**Work required:** Collect all the lines that mention the word "Администрация".

Start of Dataset entries

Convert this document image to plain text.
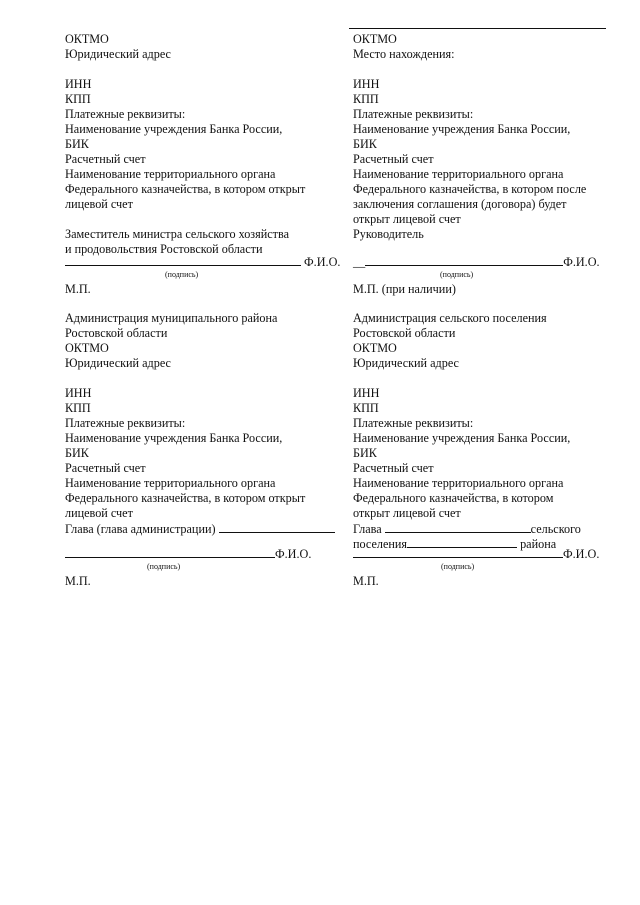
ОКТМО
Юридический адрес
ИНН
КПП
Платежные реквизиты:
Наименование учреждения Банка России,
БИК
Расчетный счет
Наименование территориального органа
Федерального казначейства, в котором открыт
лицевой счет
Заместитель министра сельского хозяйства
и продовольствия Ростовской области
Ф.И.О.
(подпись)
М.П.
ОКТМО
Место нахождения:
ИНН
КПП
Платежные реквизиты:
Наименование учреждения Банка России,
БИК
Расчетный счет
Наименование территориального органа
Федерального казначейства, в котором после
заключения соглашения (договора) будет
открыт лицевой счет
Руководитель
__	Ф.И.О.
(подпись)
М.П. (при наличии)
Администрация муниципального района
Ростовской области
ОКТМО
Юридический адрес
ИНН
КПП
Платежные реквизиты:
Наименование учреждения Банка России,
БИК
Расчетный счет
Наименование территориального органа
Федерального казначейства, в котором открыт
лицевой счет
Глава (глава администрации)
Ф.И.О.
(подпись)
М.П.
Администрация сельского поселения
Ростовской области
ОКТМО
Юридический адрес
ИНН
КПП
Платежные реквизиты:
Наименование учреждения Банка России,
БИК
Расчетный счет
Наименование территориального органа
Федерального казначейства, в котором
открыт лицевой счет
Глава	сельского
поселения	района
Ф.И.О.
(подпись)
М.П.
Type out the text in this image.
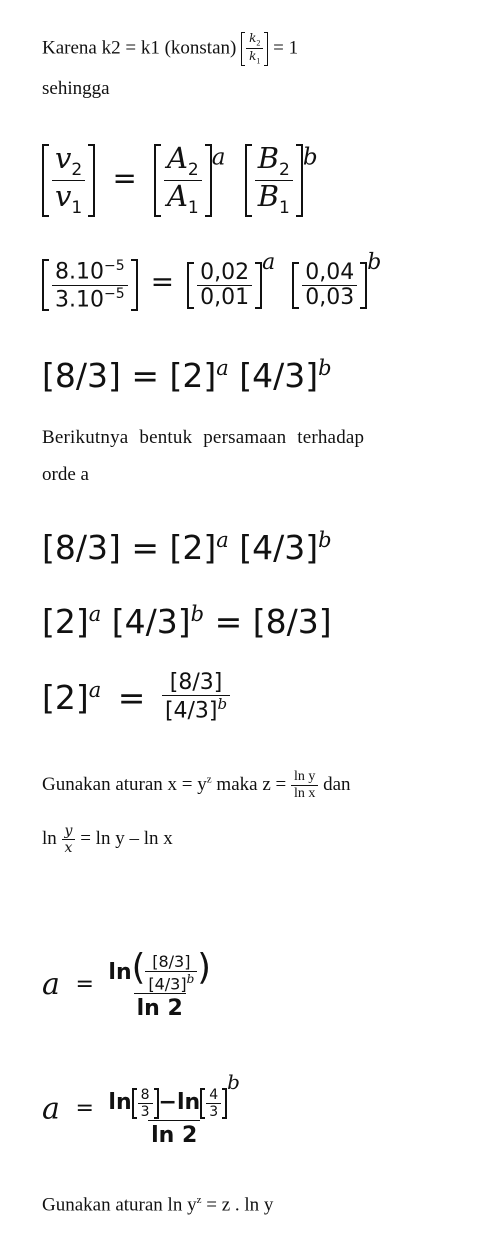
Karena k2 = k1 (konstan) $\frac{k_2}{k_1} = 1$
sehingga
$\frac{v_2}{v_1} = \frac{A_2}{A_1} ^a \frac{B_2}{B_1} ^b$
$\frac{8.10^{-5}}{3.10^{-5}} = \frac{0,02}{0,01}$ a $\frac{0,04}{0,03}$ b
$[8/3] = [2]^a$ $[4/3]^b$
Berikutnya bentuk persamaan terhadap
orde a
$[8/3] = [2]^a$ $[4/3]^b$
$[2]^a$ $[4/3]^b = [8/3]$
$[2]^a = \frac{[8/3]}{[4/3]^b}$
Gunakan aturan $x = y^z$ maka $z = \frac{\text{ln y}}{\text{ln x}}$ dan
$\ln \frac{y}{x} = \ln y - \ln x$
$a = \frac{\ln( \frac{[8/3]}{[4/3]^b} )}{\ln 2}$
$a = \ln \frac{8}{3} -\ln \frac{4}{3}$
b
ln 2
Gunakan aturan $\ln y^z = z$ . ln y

End of Dataset entries

**The reply:**
Администрация муниципального района
Администрация сельского поселения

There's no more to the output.